## [WHAT THE TASK ASKS]
Omit the pictures and return every entry exactly as written.

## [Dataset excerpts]
%%

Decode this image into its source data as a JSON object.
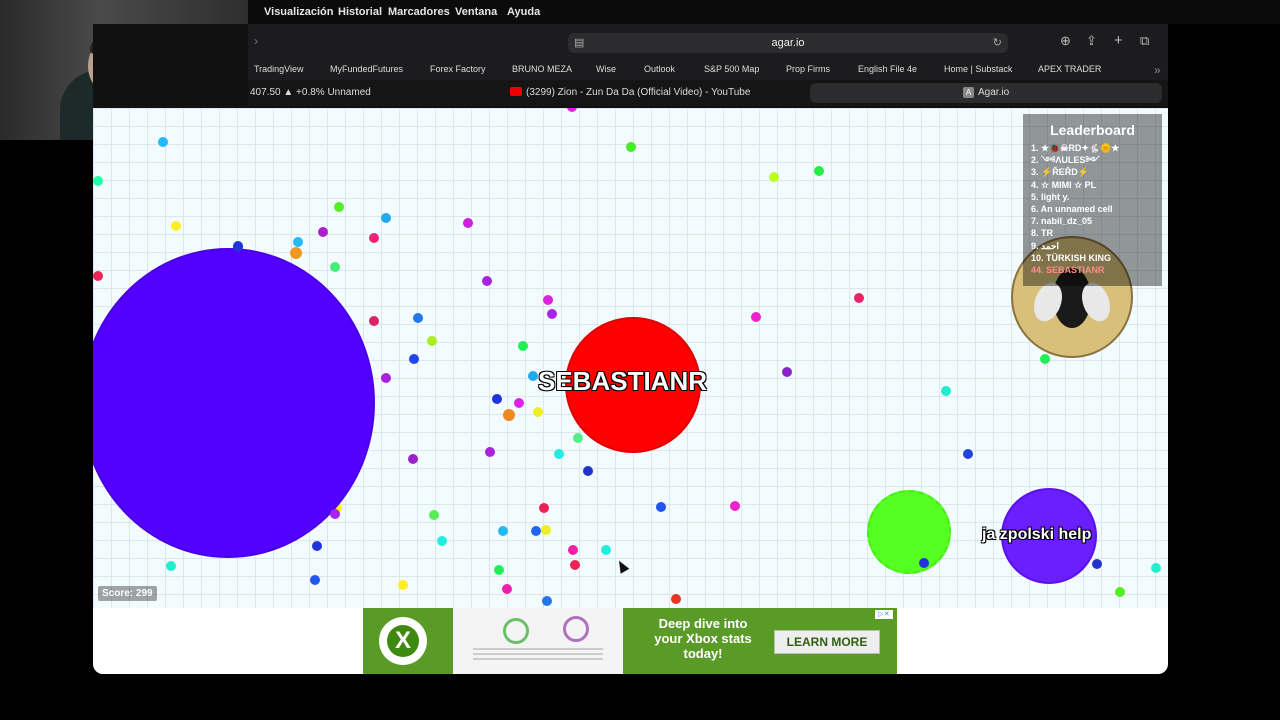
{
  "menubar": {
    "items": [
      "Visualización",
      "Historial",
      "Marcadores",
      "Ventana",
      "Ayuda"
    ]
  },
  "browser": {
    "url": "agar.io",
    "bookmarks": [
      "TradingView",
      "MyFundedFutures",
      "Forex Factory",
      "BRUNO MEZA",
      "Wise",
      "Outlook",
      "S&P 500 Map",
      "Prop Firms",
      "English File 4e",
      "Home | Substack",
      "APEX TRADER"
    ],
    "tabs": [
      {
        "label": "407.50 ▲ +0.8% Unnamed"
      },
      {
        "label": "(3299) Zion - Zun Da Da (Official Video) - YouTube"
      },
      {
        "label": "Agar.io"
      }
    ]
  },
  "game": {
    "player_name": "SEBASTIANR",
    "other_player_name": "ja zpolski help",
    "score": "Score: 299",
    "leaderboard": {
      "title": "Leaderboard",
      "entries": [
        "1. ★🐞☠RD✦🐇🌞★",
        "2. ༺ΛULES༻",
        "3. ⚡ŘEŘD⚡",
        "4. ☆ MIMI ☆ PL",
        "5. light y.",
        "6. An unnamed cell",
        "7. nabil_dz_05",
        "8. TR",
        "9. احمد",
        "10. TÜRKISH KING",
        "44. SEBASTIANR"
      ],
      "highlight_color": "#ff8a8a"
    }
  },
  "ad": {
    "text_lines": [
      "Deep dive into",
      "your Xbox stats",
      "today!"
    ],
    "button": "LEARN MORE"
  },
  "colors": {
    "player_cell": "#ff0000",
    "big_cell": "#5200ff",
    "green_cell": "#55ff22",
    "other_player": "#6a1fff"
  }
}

%%

## [EXPECTED OUTPUT]
Decode this image into its source data as a JSON object.
{
  "menubar": {
    "items": [
      "Visualización",
      "Historial",
      "Marcadores",
      "Ventana",
      "Ayuda"
    ]
  },
  "browser": {
    "url": "agar.io",
    "bookmarks": [
      "TradingView",
      "MyFundedFutures",
      "Forex Factory",
      "BRUNO MEZA",
      "Wise",
      "Outlook",
      "S&P 500 Map",
      "Prop Firms",
      "English File 4e",
      "Home | Substack",
      "APEX TRADER"
    ],
    "tabs": [
      {
        "label": "407.50 ▲ +0.8% Unnamed"
      },
      {
        "label": "(3299) Zion - Zun Da Da (Official Video) - YouTube"
      },
      {
        "label": "Agar.io"
      }
    ]
  },
  "game": {
    "player_name": "SEBASTIANR",
    "other_player_name": "ja zpolski help",
    "score": "Score: 299",
    "leaderboard": {
      "title": "Leaderboard",
      "entries": [
        "1. ★🐞☠RD✦🐇🌞★",
        "2. ༺ΛULES༻",
        "3. ⚡ŘEŘD⚡",
        "4. ☆ MIMI ☆ PL",
        "5. light y.",
        "6. An unnamed cell",
        "7. nabil_dz_05",
        "8. TR",
        "9. احمد",
        "10. TÜRKISH KING",
        "44. SEBASTIANR"
      ],
      "highlight_color": "#ff8a8a"
    }
  },
  "ad": {
    "text_lines": [
      "Deep dive into",
      "your Xbox stats",
      "today!"
    ],
    "button": "LEARN MORE"
  },
  "colors": {
    "player_cell": "#ff0000",
    "big_cell": "#5200ff",
    "green_cell": "#55ff22",
    "other_player": "#6a1fff"
  }
}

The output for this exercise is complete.